==== Sección de texto

19 de noviembre de 2015

CARTA ENCÍCLICA LAUDATO SI’
 DEL SANTO PADRE FRANCISCO
Capítulo V:
Algunas líneas de orientación y acción
 Segunda parte
La previsión del impacto ambiental de los emprendimientos y proyectos requiere procesos políticos transparentes y sujetos al diálogo.
Por el contrario, la corrupción, que esconde el verdadero impacto ambiental de un proyecto a cambio de favores, suele llevar a acuerdos espurios que evitan informar y debatir ampliamente.
Un estudio del impacto ambiental no de­bería ser posterior a la elaboración de un proyec­to productivo o de cualquier política, plan o pro­grama a desarrollarse.
Tiene que insertarse desde el principio y elaborarse de modo interdi­sciplinario, transparente e independiente de toda pre­sión económica o política.

========
==== Filas de datos

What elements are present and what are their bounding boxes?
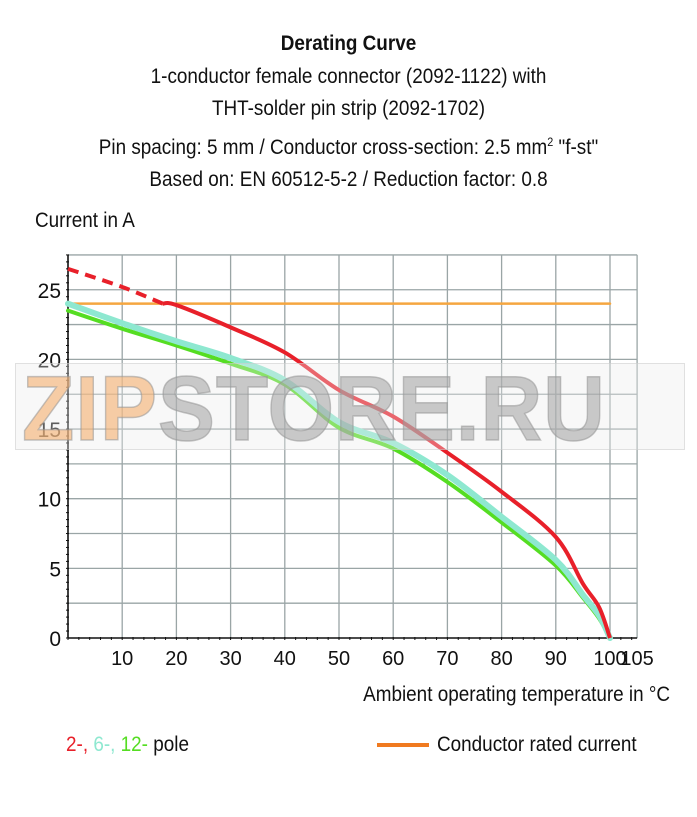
x-tick-label: 90: [545, 648, 567, 670]
x-tick-label: 100: [593, 648, 626, 670]
x-tick-label: 10: [111, 648, 133, 670]
y-tick-label: 0: [49, 628, 61, 651]
x-tick-label: 20: [165, 648, 187, 670]
legend-poles: 2-, 6-, 12- pole: [66, 733, 189, 757]
legend-pole-suffix: pole: [147, 733, 189, 756]
subtitle-line-3-suffix: "f-st": [553, 135, 599, 159]
chart-axes: [66, 254, 638, 640]
y-axis-label: Current in A: [35, 209, 135, 232]
legend-rated-current: Conductor rated current: [377, 733, 659, 757]
legend-pole-2: 2-: [66, 733, 83, 756]
series-2-pole-extrapolated: [67, 266, 164, 306]
series-6-pole: [65, 300, 613, 641]
x-tick-label: 70: [436, 648, 458, 670]
chart-header: Derating Curve 1-conductor female connec…: [0, 28, 697, 197]
legend-pole-12: 12-: [120, 733, 148, 756]
y-tick-label: 25: [38, 280, 61, 303]
y-tick-label: 20: [38, 349, 61, 372]
subtitle-line-2: THT-solder pin strip (2092-1702): [211, 97, 486, 120]
x-tick-label: 50: [328, 648, 350, 670]
series-2-pole: [162, 300, 612, 639]
data-series: [65, 266, 613, 641]
chart-title: Derating Curve: [280, 32, 417, 55]
y-tick-label: 10: [38, 489, 61, 512]
subtitle-line-4: Based on: EN 60512-5-2 / Reduction facto…: [149, 168, 548, 191]
y-tick-label: 5: [49, 558, 61, 581]
legend-rated-label: Conductor rated current: [437, 733, 637, 756]
x-tick-label: 80: [490, 648, 512, 670]
x-axis-label: Ambient operating temperature in °C: [363, 683, 670, 706]
subtitle-line-3-text: Pin spacing: 5 mm / Conductor cross-sect…: [98, 135, 548, 159]
legend-pole-6: 6-: [93, 733, 111, 756]
superscript: 2: [547, 134, 554, 149]
subtitle-line-3: Pin spacing: 5 mm / Conductor cross-sect…: [35, 126, 662, 165]
y-tick-label: 15: [38, 419, 61, 442]
legend-sep-2: ,: [110, 733, 121, 756]
x-tick-label: 40: [274, 648, 296, 670]
legend-sep-1: ,: [82, 733, 94, 756]
x-tick-label: 30: [219, 648, 241, 670]
chart-grid: [68, 254, 638, 638]
x-tick-label: 105: [620, 648, 653, 670]
legend-orange-line-icon: [377, 743, 429, 747]
x-tick-label: 60: [382, 648, 404, 670]
subtitle-line-1: 1-conductor female connector (2092-1122)…: [150, 64, 547, 88]
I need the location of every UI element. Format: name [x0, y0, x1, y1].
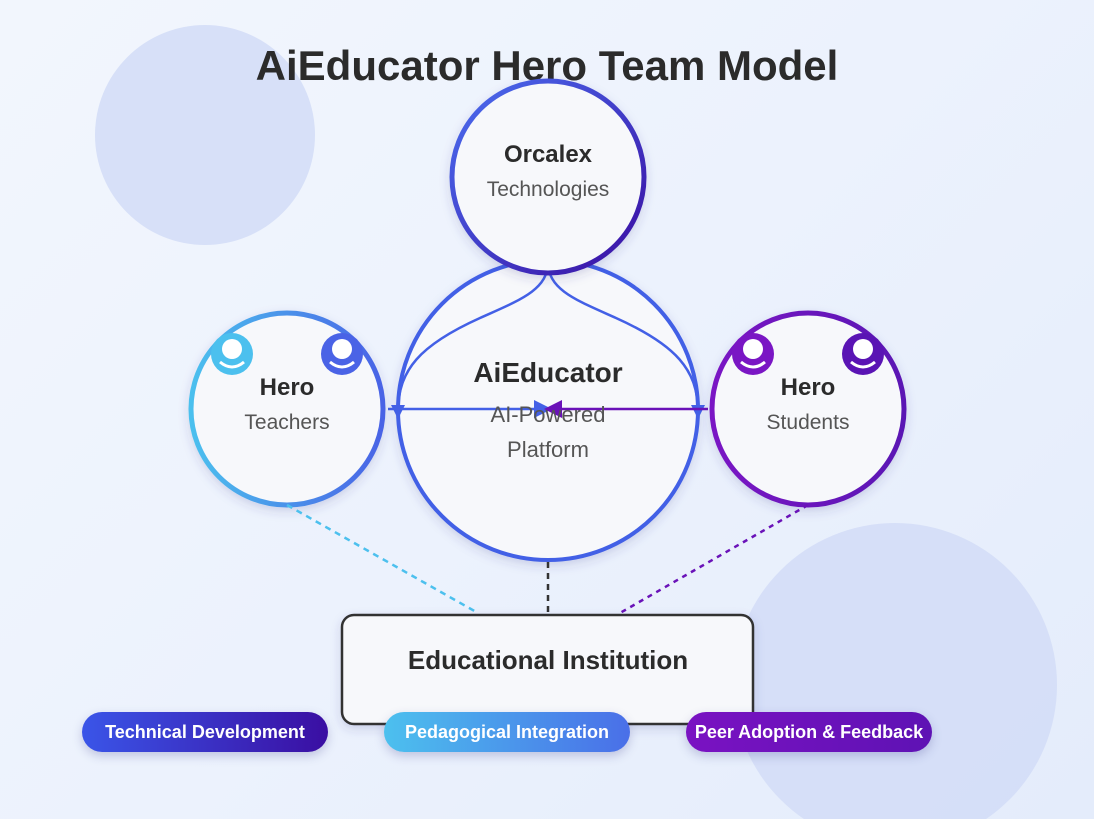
badge-pedagogical-integration: Pedagogical Integration [384, 712, 630, 752]
student-avatar-icon-right [842, 333, 884, 375]
orcalex-title: Orcalex [504, 141, 593, 168]
aieducator-subtitle-line1: AI-Powered [491, 402, 606, 427]
dashed-connector-teachers-institution [286, 503, 479, 615]
connector-orcalex-to-teachers [391, 261, 550, 419]
orcalex-node [449, 78, 647, 276]
aieducator-title: AiEducator [473, 357, 622, 388]
connector-orcalex-to-students [546, 261, 705, 419]
orcalex-subtitle: Technologies [487, 178, 610, 201]
teachers-title: Hero [260, 374, 315, 401]
badge-peer-adoption-feedback: Peer Adoption & Feedback [686, 712, 932, 752]
aieducator-subtitle-line2: Platform [507, 437, 589, 462]
arrowhead-center-purple [544, 400, 562, 418]
decorative-circle-top-left [95, 25, 315, 245]
institution-title: Educational Institution [408, 645, 688, 675]
teacher-avatar-icon-right [321, 333, 363, 375]
badge-technical-development: Technical Development [82, 712, 328, 752]
student-avatar-icon-left [732, 333, 774, 375]
arrowhead-center-blue [534, 400, 552, 418]
decorative-circle-bottom-right [733, 523, 1057, 819]
teachers-subtitle: Teachers [244, 411, 329, 434]
dashed-connector-students-institution [619, 503, 809, 615]
teacher-avatar-icon-left [211, 333, 253, 375]
students-subtitle: Students [767, 411, 850, 434]
students-title: Hero [781, 374, 836, 401]
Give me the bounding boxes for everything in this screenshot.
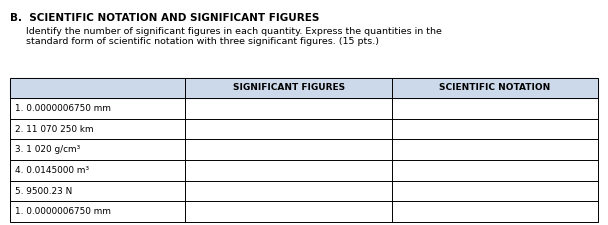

========

## Qué entregar
Di si cada afirmación concuerda con el fragmento sobre el impacto ambiental; contesta sí o no y cita literalmente las palabras del fragmento que lo deciden.
(a) El estudio del impacto ambiental puede dejarse para después de elaborar el proyecto.
(b) La corrupción suele conducir a acuerdos que evitan informar y debatir.
(c) Prever el impacto ambiental exige procesos políticos transparentes.
Las filas no intervienen en esto.

## Ejercicio resuelto
(a) No: "Tiene que insertarse desde el principio".
(b) Sí: "suele llevar a acuerdos espurios que evitan informar y debatir ampliamente".
(c) Sí: "requiere procesos políticos transparentes y sujetos al diálogo".